- STATED EXERCISE
Scan the entries for the string "γενεὰν" and give the number of lines that have it, nothing further.

(Dataset items)
·····

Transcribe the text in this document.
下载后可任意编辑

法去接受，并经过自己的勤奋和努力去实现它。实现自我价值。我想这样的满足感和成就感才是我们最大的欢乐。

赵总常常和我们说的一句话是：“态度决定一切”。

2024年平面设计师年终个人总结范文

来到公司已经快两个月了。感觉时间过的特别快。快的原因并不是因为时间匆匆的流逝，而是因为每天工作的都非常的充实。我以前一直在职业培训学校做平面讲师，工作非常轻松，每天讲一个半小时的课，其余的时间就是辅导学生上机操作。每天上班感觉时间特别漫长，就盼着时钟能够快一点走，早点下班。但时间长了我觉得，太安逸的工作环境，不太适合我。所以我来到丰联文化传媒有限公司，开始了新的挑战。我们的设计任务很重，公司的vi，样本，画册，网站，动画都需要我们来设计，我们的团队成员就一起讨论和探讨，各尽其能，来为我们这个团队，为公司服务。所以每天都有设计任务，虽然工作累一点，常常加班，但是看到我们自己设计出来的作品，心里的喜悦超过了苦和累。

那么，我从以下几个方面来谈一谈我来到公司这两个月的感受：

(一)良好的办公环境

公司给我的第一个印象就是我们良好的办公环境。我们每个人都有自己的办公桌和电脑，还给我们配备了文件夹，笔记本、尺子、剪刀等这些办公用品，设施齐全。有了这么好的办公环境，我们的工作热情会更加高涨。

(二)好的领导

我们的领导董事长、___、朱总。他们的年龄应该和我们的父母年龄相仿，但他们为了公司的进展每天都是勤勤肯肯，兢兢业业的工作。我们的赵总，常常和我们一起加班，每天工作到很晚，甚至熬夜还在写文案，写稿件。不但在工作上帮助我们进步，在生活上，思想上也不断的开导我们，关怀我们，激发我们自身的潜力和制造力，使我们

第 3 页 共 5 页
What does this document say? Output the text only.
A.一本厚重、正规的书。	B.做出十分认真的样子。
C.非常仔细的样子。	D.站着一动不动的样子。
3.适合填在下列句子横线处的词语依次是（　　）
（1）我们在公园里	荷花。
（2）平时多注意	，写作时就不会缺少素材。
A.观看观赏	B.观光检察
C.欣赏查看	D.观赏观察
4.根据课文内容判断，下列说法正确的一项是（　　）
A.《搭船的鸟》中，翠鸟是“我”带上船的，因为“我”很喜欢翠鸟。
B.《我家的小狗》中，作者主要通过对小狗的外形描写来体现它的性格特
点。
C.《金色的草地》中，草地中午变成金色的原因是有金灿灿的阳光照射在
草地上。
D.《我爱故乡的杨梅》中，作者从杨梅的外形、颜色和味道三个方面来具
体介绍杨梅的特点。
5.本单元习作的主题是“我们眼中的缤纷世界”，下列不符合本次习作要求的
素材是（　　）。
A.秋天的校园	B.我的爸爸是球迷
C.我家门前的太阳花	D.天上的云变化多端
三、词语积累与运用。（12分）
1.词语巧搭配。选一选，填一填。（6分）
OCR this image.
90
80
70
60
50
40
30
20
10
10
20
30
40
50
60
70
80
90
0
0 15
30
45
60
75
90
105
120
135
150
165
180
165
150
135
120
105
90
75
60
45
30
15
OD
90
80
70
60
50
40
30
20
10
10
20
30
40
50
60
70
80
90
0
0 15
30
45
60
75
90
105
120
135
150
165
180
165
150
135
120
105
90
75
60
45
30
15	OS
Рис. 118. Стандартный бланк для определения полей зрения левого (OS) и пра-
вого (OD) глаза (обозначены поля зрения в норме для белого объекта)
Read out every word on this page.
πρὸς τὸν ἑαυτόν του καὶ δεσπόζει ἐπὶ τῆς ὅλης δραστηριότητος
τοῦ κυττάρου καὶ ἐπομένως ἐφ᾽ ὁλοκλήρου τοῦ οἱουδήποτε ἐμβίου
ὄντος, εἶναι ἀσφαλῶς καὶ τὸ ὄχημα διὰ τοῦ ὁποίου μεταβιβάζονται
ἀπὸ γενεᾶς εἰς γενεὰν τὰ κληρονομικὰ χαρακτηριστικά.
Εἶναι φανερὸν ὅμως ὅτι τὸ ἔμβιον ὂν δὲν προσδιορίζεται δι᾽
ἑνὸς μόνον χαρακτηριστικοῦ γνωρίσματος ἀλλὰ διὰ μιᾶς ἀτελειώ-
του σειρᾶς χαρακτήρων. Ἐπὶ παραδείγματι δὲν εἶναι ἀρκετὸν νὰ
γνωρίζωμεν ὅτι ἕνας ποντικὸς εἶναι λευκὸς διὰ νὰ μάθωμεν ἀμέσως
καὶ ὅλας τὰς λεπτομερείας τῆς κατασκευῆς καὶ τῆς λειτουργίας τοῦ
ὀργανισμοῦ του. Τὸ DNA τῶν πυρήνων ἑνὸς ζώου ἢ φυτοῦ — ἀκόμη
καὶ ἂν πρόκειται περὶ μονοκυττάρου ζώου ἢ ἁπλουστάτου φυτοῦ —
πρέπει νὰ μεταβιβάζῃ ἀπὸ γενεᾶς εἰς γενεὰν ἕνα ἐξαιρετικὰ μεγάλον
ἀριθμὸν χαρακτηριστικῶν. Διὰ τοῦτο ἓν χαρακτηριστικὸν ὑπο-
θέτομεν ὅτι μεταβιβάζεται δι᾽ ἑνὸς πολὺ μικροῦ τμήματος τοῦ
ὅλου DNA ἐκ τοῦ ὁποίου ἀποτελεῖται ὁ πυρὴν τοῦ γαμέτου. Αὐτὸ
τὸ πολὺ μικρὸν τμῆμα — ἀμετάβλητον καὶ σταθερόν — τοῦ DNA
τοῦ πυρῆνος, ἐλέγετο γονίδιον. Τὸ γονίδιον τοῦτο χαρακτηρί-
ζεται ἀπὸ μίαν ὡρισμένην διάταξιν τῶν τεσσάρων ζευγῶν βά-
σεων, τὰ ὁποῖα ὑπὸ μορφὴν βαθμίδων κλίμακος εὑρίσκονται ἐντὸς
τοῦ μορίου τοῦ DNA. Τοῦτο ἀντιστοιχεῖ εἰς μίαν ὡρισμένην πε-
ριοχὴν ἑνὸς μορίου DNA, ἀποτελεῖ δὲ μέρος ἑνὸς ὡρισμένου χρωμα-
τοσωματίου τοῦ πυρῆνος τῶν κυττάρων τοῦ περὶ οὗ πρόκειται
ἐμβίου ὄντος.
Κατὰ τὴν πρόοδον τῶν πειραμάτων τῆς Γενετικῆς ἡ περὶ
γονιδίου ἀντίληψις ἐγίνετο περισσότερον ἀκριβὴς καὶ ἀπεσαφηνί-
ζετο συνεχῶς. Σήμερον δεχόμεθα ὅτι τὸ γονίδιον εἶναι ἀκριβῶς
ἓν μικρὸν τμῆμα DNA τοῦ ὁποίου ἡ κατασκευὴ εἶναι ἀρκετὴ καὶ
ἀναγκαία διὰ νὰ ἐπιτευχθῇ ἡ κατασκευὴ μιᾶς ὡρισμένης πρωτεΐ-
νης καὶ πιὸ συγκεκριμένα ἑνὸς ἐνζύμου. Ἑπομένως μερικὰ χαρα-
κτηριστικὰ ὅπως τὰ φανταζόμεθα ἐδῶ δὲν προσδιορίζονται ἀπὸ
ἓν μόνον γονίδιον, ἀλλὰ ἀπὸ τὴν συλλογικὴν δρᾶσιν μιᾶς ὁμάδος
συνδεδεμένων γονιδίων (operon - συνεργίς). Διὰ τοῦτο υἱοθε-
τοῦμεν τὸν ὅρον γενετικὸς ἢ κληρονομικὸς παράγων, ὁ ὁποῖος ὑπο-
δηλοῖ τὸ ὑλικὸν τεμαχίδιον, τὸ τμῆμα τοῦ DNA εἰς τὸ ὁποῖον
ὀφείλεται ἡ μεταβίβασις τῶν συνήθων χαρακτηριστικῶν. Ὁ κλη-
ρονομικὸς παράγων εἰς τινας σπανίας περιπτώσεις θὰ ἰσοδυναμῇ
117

·····

- EXERCISE SOLUTION
2